The data =>
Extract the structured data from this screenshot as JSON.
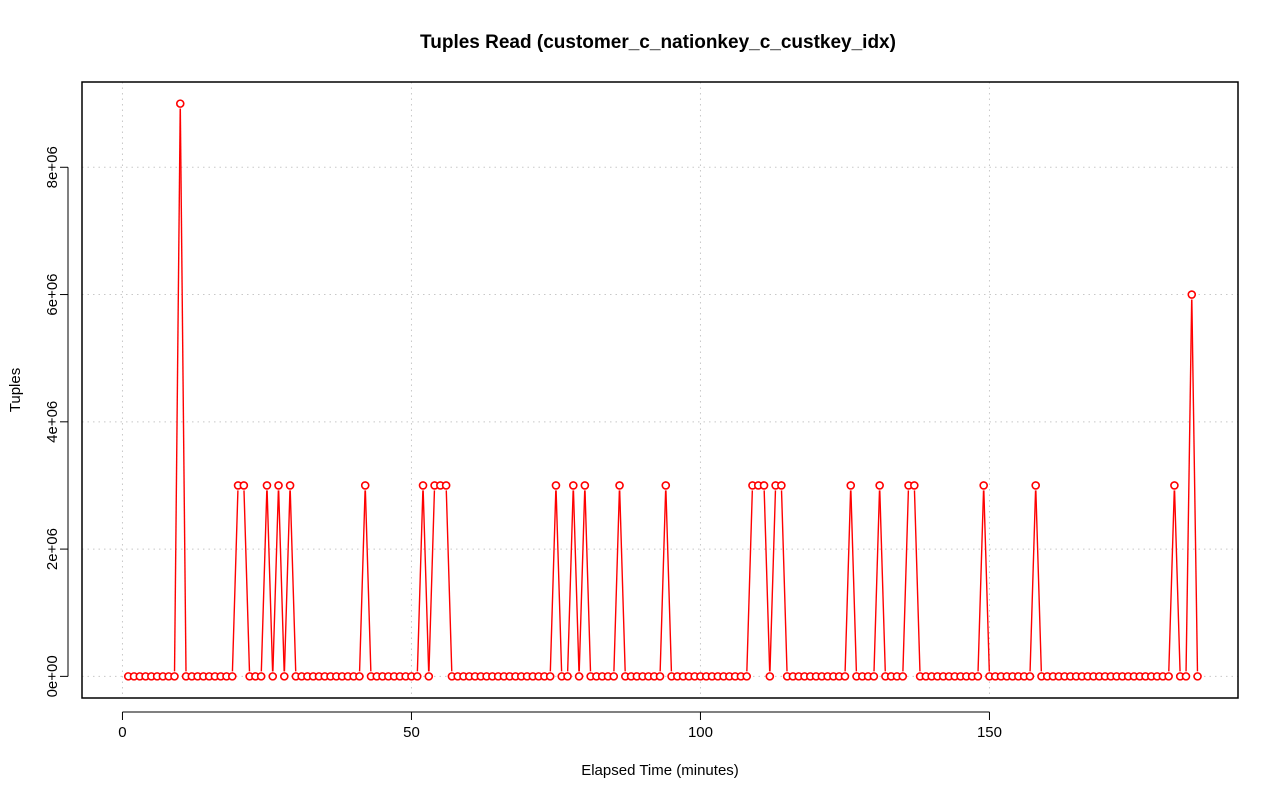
{
  "chart_data": {
    "type": "line",
    "title": "Tuples Read (customer_c_nationkey_c_custkey_idx)",
    "xlabel": "Elapsed Time (minutes)",
    "ylabel": "Tuples",
    "xlim": [
      -7,
      193
    ],
    "ylim": [
      -340000,
      9340000
    ],
    "x_ticks": [
      0,
      50,
      100,
      150
    ],
    "x_tick_labels": [
      "0",
      "50",
      "100",
      "150"
    ],
    "y_ticks": [
      0,
      2000000,
      4000000,
      6000000,
      8000000
    ],
    "y_tick_labels": [
      "0e+00",
      "2e+06",
      "4e+06",
      "6e+06",
      "8e+06"
    ],
    "grid": true,
    "series_color": "#ff0000",
    "series": [
      {
        "x_start": 1,
        "x_step": 1,
        "values": [
          0,
          0,
          0,
          0,
          0,
          0,
          0,
          0,
          0,
          9000000,
          0,
          0,
          0,
          0,
          0,
          0,
          0,
          0,
          0,
          3000000,
          3000000,
          0,
          0,
          0,
          3000000,
          0,
          3000000,
          0,
          3000000,
          0,
          0,
          0,
          0,
          0,
          0,
          0,
          0,
          0,
          0,
          0,
          0,
          3000000,
          0,
          0,
          0,
          0,
          0,
          0,
          0,
          0,
          0,
          3000000,
          0,
          3000000,
          3000000,
          3000000,
          0,
          0,
          0,
          0,
          0,
          0,
          0,
          0,
          0,
          0,
          0,
          0,
          0,
          0,
          0,
          0,
          0,
          0,
          3000000,
          0,
          0,
          3000000,
          0,
          3000000,
          0,
          0,
          0,
          0,
          0,
          3000000,
          0,
          0,
          0,
          0,
          0,
          0,
          0,
          3000000,
          0,
          0,
          0,
          0,
          0,
          0,
          0,
          0,
          0,
          0,
          0,
          0,
          0,
          0,
          3000000,
          3000000,
          3000000,
          0,
          3000000,
          3000000,
          0,
          0,
          0,
          0,
          0,
          0,
          0,
          0,
          0,
          0,
          0,
          3000000,
          0,
          0,
          0,
          0,
          3000000,
          0,
          0,
          0,
          0,
          3000000,
          3000000,
          0,
          0,
          0,
          0,
          0,
          0,
          0,
          0,
          0,
          0,
          0,
          3000000,
          0,
          0,
          0,
          0,
          0,
          0,
          0,
          0,
          3000000,
          0,
          0,
          0,
          0,
          0,
          0,
          0,
          0,
          0,
          0,
          0,
          0,
          0,
          0,
          0,
          0,
          0,
          0,
          0,
          0,
          0,
          0,
          0,
          3000000,
          0,
          0,
          6000000,
          0
        ]
      }
    ]
  }
}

Set exercise => State how many lines of the material contain the string "Tuples", with no other words.

Expected output => 2